EXERCISE OBJECTIVE. Lay out every line of the listing below as a Markdown table with the columns Row and Listing line. Number the rows in order and skip any blank lines.

GIVEN ENTRIES.
"""

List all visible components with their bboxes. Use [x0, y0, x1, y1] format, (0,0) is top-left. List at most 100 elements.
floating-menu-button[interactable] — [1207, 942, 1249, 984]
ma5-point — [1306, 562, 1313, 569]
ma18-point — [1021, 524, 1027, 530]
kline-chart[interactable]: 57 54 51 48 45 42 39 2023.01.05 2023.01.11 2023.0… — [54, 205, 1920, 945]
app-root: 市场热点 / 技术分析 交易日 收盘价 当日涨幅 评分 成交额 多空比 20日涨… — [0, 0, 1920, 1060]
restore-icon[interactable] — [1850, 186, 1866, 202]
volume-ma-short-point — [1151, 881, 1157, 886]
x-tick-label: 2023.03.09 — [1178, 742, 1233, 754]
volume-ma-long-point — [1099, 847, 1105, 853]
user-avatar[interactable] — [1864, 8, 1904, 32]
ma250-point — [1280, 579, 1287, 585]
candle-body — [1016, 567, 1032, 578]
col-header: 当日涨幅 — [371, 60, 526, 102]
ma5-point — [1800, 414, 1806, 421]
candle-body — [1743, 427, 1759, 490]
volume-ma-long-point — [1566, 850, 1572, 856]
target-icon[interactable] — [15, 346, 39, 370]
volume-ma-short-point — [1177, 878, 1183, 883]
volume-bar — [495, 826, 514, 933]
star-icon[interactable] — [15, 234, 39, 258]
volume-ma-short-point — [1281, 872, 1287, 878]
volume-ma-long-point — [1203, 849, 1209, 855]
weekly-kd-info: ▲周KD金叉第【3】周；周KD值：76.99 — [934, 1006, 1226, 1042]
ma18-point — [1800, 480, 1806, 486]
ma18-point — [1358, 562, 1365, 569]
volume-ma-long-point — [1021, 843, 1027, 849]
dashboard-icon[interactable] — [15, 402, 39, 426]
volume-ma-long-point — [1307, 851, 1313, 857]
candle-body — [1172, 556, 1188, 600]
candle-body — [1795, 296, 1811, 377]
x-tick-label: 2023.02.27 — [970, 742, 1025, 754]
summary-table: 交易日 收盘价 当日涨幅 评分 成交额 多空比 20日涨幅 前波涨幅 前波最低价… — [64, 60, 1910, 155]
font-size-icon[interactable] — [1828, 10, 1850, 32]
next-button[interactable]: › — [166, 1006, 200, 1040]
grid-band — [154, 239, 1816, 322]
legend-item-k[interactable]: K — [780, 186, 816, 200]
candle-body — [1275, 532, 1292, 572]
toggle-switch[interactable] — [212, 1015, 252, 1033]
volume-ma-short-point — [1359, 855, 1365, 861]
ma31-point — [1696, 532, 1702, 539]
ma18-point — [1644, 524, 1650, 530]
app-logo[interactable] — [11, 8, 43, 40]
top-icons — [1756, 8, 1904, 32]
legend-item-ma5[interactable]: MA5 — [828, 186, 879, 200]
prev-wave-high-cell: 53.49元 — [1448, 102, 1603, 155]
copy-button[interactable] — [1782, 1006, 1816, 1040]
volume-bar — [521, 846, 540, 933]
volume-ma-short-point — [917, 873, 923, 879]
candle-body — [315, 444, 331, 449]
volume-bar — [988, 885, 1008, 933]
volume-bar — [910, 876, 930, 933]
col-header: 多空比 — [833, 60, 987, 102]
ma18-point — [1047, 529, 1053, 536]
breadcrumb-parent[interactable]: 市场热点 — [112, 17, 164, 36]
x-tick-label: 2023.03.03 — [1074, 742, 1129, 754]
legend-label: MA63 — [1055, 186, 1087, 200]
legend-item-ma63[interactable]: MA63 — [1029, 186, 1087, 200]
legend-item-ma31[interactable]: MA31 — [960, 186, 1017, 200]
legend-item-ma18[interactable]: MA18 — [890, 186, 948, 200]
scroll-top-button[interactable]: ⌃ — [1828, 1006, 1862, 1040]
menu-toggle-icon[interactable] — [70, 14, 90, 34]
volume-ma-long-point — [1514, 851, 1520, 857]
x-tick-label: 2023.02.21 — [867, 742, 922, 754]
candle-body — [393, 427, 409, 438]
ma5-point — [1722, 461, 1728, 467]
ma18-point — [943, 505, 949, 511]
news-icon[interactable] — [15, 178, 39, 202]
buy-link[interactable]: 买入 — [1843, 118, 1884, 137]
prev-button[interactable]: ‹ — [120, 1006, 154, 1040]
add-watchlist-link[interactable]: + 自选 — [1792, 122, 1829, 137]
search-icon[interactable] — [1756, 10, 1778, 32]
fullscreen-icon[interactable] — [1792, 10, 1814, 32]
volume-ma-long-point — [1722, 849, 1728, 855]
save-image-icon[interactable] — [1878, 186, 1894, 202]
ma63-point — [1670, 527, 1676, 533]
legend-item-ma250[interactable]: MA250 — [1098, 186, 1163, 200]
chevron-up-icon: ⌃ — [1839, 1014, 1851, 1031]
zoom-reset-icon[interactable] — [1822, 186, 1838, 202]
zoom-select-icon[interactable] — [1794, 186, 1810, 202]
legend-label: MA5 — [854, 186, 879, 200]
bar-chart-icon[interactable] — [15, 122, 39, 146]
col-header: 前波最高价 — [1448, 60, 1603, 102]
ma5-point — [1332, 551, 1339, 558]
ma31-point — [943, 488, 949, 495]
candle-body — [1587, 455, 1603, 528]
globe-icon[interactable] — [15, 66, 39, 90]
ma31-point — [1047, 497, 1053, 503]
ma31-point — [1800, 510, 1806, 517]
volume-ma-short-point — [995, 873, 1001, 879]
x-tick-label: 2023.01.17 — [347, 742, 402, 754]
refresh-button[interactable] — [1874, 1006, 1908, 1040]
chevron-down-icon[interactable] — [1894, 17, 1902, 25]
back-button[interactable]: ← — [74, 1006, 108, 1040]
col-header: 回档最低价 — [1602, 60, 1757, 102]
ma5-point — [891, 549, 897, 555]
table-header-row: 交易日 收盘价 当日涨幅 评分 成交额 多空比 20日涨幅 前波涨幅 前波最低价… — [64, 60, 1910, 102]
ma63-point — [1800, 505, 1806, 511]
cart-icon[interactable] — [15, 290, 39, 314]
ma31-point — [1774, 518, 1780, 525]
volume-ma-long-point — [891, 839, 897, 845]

"""

FINISHED ANSWER.
| Row | Listing line |
|---|---|
| 1 | List all visible components with their bboxes. Use [x0, y0, x1, y1] format, (0,0) is top-left. List at most 100 elements. |
| 2 | floating-menu-button[interactable] — [1207, 942, 1249, 984] |
| 3 | ma5-point — [1306, 562, 1313, 569] |
| 4 | ma18-point — [1021, 524, 1027, 530] |
| 5 | kline-chart[interactable]: 57 54 51 48 45 42 39 2023.01.05 2023.01.11 2023.0… — [54, 205, 1920, 945] |
| 6 | app-root: 市场热点 / 技术分析 交易日 收盘价 当日涨幅 评分 成交额 多空比 20日涨… — [0, 0, 1920, 1060] |
| 7 | restore-icon[interactable] — [1850, 186, 1866, 202] |
| 8 | volume-ma-short-point — [1151, 881, 1157, 886] |
| 9 | x-tick-label: 2023.03.09 — [1178, 742, 1233, 754] |
| 10 | volume-ma-long-point — [1099, 847, 1105, 853] |
| 11 | user-avatar[interactable] — [1864, 8, 1904, 32] |
| 12 | ma250-point — [1280, 579, 1287, 585] |
| 13 | candle-body — [1016, 567, 1032, 578] |
| 14 | col-header: 当日涨幅 — [371, 60, 526, 102] |
| 15 | ma5-point — [1800, 414, 1806, 421] |
| 16 | candle-body — [1743, 427, 1759, 490] |
| 17 | volume-ma-long-point — [1566, 850, 1572, 856] |
| 18 | target-icon[interactable] — [15, 346, 39, 370] |
| 19 | volume-ma-short-point — [1177, 878, 1183, 883] |
| 20 | volume-bar — [495, 826, 514, 933] |
| 21 | star-icon[interactable] — [15, 234, 39, 258] |
| 22 | volume-ma-short-point — [1281, 872, 1287, 878] |
| 23 | volume-ma-long-point — [1203, 849, 1209, 855] |
| 24 | weekly-kd-info: ▲周KD金叉第【3】周；周KD值：76.99 — [934, 1006, 1226, 1042] |
| 25 | ma18-point — [1800, 480, 1806, 486] |
| 26 | ma18-point — [1358, 562, 1365, 569] |
| 27 | volume-ma-long-point — [1021, 843, 1027, 849] |
| 28 | dashboard-icon[interactable] — [15, 402, 39, 426] |
| 29 | volume-ma-long-point — [1307, 851, 1313, 857] |
| 30 | candle-body — [1172, 556, 1188, 600] |
| 31 | candle-body — [1795, 296, 1811, 377] |
| 32 | x-tick-label: 2023.02.27 — [970, 742, 1025, 754] |
| 33 | summary-table: 交易日 收盘价 当日涨幅 评分 成交额 多空比 20日涨幅 前波涨幅 前波最低价… — [64, 60, 1910, 155] |
| 34 | font-size-icon[interactable] — [1828, 10, 1850, 32] |
| 35 | next-button[interactable]: › — [166, 1006, 200, 1040] |
| 36 | grid-band — [154, 239, 1816, 322] |
| 37 | legend-item-k[interactable]: K — [780, 186, 816, 200] |
| 38 | candle-body — [1275, 532, 1292, 572] |
| 39 | toggle-switch[interactable] — [212, 1015, 252, 1033] |
| 40 | volume-ma-short-point — [1359, 855, 1365, 861] |
| 41 | ma31-point — [1696, 532, 1702, 539] |
| 42 | ma18-point — [1644, 524, 1650, 530] |
| 43 | app-logo[interactable] — [11, 8, 43, 40] |
| 44 | top-icons — [1756, 8, 1904, 32] |
| 45 | legend-item-ma5[interactable]: MA5 — [828, 186, 879, 200] |
| 46 | prev-wave-high-cell: 53.49元 — [1448, 102, 1603, 155] |
| 47 | copy-button[interactable] — [1782, 1006, 1816, 1040] |
| 48 | volume-bar — [521, 846, 540, 933] |
| 49 | volume-ma-short-point — [917, 873, 923, 879] |
| 50 | candle-body — [315, 444, 331, 449] |
| 51 | volume-bar — [988, 885, 1008, 933] |
| 52 | volume-bar — [910, 876, 930, 933] |
| 53 | col-header: 多空比 — [833, 60, 987, 102] |
| 54 | ma18-point — [1047, 529, 1053, 536] |
| 55 | breadcrumb-parent[interactable]: 市场热点 — [112, 17, 164, 36] |
| 56 | x-tick-label: 2023.03.03 — [1074, 742, 1129, 754] |
| 57 | legend-label: MA63 — [1055, 186, 1087, 200] |
| 58 | legend-item-ma63[interactable]: MA63 — [1029, 186, 1087, 200] |
| 59 | legend-item-ma31[interactable]: MA31 — [960, 186, 1017, 200] |
| 60 | legend-item-ma18[interactable]: MA18 — [890, 186, 948, 200] |
| 61 | scroll-top-button[interactable]: ⌃ — [1828, 1006, 1862, 1040] |
| 62 | menu-toggle-icon[interactable] — [70, 14, 90, 34] |
| 63 | volume-ma-long-point — [1514, 851, 1520, 857] |
| 64 | x-tick-label: 2023.02.21 — [867, 742, 922, 754] |
| 65 | candle-body — [393, 427, 409, 438] |
| 66 | ma5-point — [1722, 461, 1728, 467] |
| 67 | ma18-point — [943, 505, 949, 511] |
| 68 | news-icon[interactable] — [15, 178, 39, 202] |
| 69 | buy-link[interactable]: 买入 — [1843, 118, 1884, 137] |
| 70 | prev-button[interactable]: ‹ — [120, 1006, 154, 1040] |
| 71 | add-watchlist-link[interactable]: + 自选 — [1792, 122, 1829, 137] |
| 72 | search-icon[interactable] — [1756, 10, 1778, 32] |
| 73 | fullscreen-icon[interactable] — [1792, 10, 1814, 32] |
| 74 | volume-ma-long-point — [1722, 849, 1728, 855] |
| 75 | save-image-icon[interactable] — [1878, 186, 1894, 202] |
| 76 | ma63-point — [1670, 527, 1676, 533] |
| 77 | legend-item-ma250[interactable]: MA250 — [1098, 186, 1163, 200] |
| 78 | chevron-up-icon: ⌃ — [1839, 1014, 1851, 1031] |
| 79 | zoom-reset-icon[interactable] — [1822, 186, 1838, 202] |
| 80 | zoom-select-icon[interactable] — [1794, 186, 1810, 202] |
| 81 | legend-label: MA5 — [854, 186, 879, 200] |
| 82 | bar-chart-icon[interactable] — [15, 122, 39, 146] |
| 83 | col-header: 前波最高价 — [1448, 60, 1603, 102] |
| 84 | ma5-point — [1332, 551, 1339, 558] |
| 85 | ma31-point — [943, 488, 949, 495] |
| 86 | candle-body — [1587, 455, 1603, 528] |
| 87 | globe-icon[interactable] — [15, 66, 39, 90] |
| 88 | ma31-point — [1047, 497, 1053, 503] |
| 89 | ma31-point — [1800, 510, 1806, 517] |
| 90 | volume-ma-short-point — [995, 873, 1001, 879] |
| 91 | x-tick-label: 2023.01.17 — [347, 742, 402, 754] |
| 92 | refresh-button[interactable] — [1874, 1006, 1908, 1040] |
| 93 | chevron-down-icon[interactable] — [1894, 17, 1902, 25] |
| 94 | back-button[interactable]: ← — [74, 1006, 108, 1040] |
| 95 | col-header: 回档最低价 — [1602, 60, 1757, 102] |
| 96 | ma5-point — [891, 549, 897, 555] |
| 97 | table-header-row: 交易日 收盘价 当日涨幅 评分 成交额 多空比 20日涨幅 前波涨幅 前波最低价… — [64, 60, 1910, 102] |
| 98 | ma63-point — [1800, 505, 1806, 511] |
| 99 | cart-icon[interactable] — [15, 290, 39, 314] |
| 100 | ma31-point — [1774, 518, 1780, 525] |
| 101 | volume-ma-long-point — [891, 839, 897, 845] |